Problem statement |
Records follow. Copy every line with "Фамилия".

Stored data |
····················
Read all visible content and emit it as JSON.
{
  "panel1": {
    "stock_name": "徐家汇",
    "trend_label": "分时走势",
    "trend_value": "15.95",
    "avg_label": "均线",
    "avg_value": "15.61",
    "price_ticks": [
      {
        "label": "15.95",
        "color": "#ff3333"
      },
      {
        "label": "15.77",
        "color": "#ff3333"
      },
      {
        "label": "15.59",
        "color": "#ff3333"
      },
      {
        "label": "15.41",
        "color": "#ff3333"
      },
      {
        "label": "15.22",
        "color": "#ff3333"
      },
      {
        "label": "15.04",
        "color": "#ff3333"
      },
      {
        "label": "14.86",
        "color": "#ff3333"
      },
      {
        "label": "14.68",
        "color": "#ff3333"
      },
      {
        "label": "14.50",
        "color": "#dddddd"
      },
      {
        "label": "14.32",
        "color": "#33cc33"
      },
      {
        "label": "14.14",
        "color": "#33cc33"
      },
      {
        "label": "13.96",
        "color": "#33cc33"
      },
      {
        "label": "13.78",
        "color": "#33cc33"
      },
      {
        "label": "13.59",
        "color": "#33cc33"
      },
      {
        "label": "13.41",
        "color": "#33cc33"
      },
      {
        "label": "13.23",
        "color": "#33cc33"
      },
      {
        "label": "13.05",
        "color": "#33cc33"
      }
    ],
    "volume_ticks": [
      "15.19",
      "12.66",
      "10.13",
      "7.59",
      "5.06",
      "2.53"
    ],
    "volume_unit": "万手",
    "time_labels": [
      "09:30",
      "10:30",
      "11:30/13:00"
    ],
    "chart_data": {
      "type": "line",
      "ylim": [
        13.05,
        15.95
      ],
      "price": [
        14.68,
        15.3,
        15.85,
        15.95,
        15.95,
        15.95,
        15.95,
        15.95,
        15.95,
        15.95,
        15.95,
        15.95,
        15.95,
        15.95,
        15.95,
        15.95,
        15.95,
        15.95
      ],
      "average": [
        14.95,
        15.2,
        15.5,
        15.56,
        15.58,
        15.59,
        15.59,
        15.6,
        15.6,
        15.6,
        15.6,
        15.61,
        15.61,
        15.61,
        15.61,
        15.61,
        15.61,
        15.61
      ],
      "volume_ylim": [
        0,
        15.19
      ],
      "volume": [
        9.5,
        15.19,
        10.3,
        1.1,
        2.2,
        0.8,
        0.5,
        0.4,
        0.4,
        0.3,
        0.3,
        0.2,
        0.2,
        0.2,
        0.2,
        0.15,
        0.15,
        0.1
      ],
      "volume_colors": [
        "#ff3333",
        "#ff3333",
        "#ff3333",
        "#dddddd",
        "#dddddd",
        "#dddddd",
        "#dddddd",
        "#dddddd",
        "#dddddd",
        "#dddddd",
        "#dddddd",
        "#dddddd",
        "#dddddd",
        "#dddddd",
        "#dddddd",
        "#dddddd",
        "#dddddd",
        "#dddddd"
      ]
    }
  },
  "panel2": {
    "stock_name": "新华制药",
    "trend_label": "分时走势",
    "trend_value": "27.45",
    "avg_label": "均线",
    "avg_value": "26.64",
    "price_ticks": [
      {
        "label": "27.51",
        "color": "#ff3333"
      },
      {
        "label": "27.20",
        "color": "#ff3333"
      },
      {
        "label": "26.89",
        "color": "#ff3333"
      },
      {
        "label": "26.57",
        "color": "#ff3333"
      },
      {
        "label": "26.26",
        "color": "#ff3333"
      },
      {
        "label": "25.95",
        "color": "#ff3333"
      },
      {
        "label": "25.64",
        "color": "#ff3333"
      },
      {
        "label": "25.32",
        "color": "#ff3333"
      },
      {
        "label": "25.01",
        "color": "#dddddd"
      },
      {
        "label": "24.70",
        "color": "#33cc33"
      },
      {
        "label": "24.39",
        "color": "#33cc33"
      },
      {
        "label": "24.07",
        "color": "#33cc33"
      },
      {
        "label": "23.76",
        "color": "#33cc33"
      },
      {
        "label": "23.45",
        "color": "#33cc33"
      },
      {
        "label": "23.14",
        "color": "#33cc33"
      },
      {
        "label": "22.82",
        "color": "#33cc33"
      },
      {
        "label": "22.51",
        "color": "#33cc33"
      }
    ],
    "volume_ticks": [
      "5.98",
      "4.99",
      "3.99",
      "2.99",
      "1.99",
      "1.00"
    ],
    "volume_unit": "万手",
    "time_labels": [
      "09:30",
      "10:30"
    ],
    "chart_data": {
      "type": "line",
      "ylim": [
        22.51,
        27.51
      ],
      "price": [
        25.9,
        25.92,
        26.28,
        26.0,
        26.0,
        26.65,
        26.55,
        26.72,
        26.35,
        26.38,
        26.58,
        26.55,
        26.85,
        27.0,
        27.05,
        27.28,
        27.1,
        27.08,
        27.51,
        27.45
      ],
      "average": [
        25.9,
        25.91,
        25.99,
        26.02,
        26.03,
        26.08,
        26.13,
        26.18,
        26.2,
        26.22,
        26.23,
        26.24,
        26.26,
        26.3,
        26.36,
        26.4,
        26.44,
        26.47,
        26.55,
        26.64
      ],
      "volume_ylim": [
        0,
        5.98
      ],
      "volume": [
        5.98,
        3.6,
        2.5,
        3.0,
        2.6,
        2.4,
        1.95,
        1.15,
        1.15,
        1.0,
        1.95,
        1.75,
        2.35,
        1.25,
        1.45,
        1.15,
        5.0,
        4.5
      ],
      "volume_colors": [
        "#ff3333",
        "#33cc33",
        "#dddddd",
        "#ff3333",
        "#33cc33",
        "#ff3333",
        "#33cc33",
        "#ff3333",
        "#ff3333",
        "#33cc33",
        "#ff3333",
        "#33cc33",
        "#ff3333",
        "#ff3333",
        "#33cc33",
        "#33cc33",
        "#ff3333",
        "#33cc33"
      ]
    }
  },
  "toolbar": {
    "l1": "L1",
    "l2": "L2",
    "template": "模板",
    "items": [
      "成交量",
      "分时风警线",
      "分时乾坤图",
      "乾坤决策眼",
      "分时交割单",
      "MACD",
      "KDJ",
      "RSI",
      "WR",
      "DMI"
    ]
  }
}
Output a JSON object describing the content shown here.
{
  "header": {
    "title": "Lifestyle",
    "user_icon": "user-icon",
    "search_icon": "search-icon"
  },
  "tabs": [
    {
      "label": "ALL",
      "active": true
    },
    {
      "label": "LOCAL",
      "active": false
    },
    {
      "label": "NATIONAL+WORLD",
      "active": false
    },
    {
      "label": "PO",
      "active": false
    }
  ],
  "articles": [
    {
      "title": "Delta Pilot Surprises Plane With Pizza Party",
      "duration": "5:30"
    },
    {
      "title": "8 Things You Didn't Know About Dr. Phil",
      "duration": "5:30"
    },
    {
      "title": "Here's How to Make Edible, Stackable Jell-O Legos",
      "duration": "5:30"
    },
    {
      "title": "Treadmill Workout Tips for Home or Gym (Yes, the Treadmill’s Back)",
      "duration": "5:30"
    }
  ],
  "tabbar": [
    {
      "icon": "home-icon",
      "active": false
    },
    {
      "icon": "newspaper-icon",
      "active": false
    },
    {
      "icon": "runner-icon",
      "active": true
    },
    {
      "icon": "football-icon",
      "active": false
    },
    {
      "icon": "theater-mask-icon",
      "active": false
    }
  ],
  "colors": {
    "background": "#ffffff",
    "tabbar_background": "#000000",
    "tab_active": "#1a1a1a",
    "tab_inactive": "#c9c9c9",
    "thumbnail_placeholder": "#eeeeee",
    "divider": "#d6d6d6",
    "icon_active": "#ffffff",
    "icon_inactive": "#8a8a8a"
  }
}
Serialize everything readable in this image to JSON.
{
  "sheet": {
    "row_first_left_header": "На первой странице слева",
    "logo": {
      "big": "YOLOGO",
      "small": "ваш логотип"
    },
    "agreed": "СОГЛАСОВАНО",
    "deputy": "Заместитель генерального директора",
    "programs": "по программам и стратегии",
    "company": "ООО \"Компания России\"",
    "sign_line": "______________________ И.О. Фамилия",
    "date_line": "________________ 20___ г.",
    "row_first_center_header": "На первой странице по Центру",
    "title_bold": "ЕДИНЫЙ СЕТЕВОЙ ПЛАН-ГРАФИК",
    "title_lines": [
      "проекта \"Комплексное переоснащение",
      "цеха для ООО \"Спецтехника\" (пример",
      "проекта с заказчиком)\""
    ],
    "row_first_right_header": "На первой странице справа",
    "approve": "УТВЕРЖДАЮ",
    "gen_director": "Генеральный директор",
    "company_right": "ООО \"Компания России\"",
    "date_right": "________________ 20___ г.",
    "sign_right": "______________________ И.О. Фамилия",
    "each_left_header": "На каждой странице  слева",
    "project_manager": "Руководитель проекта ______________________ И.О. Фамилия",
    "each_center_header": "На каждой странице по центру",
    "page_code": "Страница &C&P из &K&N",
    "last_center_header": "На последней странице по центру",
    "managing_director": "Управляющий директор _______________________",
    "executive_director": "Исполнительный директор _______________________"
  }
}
····················
Task answer |
    "sign_line": "______________________ И.О. Фамилия",
    "sign_right": "______________________ И.О. Фамилия",
    "project_manager": "Руководитель проекта ______________________ И.О. Фамилия",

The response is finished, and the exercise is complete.